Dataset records
▽
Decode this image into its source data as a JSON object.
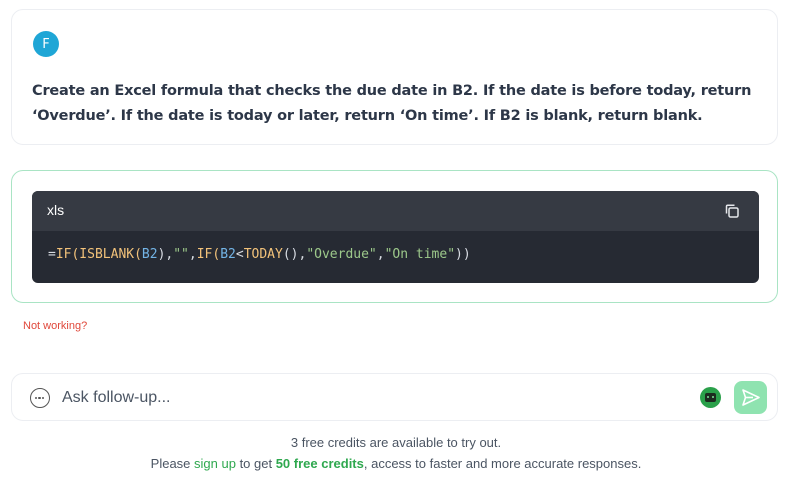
{
  "prompt": {
    "avatar_initial": "F",
    "text": "Create an Excel formula that checks the due date in B2. If the date is before today, return ‘Overdue’. If the date is today or later, return ‘On time’. If B2 is blank, return blank."
  },
  "answer": {
    "code_language": "xls",
    "code_tokens": [
      {
        "t": "=",
        "c": "op"
      },
      {
        "t": "IF(ISBLANK(",
        "c": "fn"
      },
      {
        "t": "B2",
        "c": "ref"
      },
      {
        "t": "),",
        "c": "op"
      },
      {
        "t": "\"\"",
        "c": "str"
      },
      {
        "t": ",",
        "c": "op"
      },
      {
        "t": "IF(",
        "c": "fn"
      },
      {
        "t": "B2",
        "c": "ref"
      },
      {
        "t": "<",
        "c": "op"
      },
      {
        "t": "TODAY",
        "c": "fn"
      },
      {
        "t": "(),",
        "c": "op"
      },
      {
        "t": "\"Overdue\"",
        "c": "str"
      },
      {
        "t": ",",
        "c": "op"
      },
      {
        "t": "\"On time\"",
        "c": "str"
      },
      {
        "t": "))",
        "c": "op"
      }
    ]
  },
  "feedback": {
    "not_working_label": "Not working?"
  },
  "followup": {
    "placeholder": "Ask follow-up..."
  },
  "footer": {
    "line1": "3 free credits are available to try out.",
    "line2_prefix": "Please ",
    "sign_up_link": "sign up",
    "line2_mid": " to get ",
    "credits_bold": "50 free credits",
    "line2_suffix": ", access to faster and more accurate responses."
  },
  "colors": {
    "accent_green": "#2fa84f",
    "answer_border": "#a9e4c4",
    "avatar_blue": "#1fa6d6",
    "error_red": "#e0483b"
  }
}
△
__Task objective__: Reproduce the material word for word. Any pictures should be left out of the copy.

__Result__:
Decode this image into its source data as a JSON object.
{
  "prompt": {
    "avatar_initial": "F",
    "text": "Create an Excel formula that checks the due date in B2. If the date is before today, return ‘Overdue’. If the date is today or later, return ‘On time’. If B2 is blank, return blank."
  },
  "answer": {
    "code_language": "xls",
    "code_tokens": [
      {
        "t": "=",
        "c": "op"
      },
      {
        "t": "IF(ISBLANK(",
        "c": "fn"
      },
      {
        "t": "B2",
        "c": "ref"
      },
      {
        "t": "),",
        "c": "op"
      },
      {
        "t": "\"\"",
        "c": "str"
      },
      {
        "t": ",",
        "c": "op"
      },
      {
        "t": "IF(",
        "c": "fn"
      },
      {
        "t": "B2",
        "c": "ref"
      },
      {
        "t": "<",
        "c": "op"
      },
      {
        "t": "TODAY",
        "c": "fn"
      },
      {
        "t": "(),",
        "c": "op"
      },
      {
        "t": "\"Overdue\"",
        "c": "str"
      },
      {
        "t": ",",
        "c": "op"
      },
      {
        "t": "\"On time\"",
        "c": "str"
      },
      {
        "t": "))",
        "c": "op"
      }
    ]
  },
  "feedback": {
    "not_working_label": "Not working?"
  },
  "followup": {
    "placeholder": "Ask follow-up..."
  },
  "footer": {
    "line1": "3 free credits are available to try out.",
    "line2_prefix": "Please ",
    "sign_up_link": "sign up",
    "line2_mid": " to get ",
    "credits_bold": "50 free credits",
    "line2_suffix": ", access to faster and more accurate responses."
  },
  "colors": {
    "accent_green": "#2fa84f",
    "answer_border": "#a9e4c4",
    "avatar_blue": "#1fa6d6",
    "error_red": "#e0483b"
  }
}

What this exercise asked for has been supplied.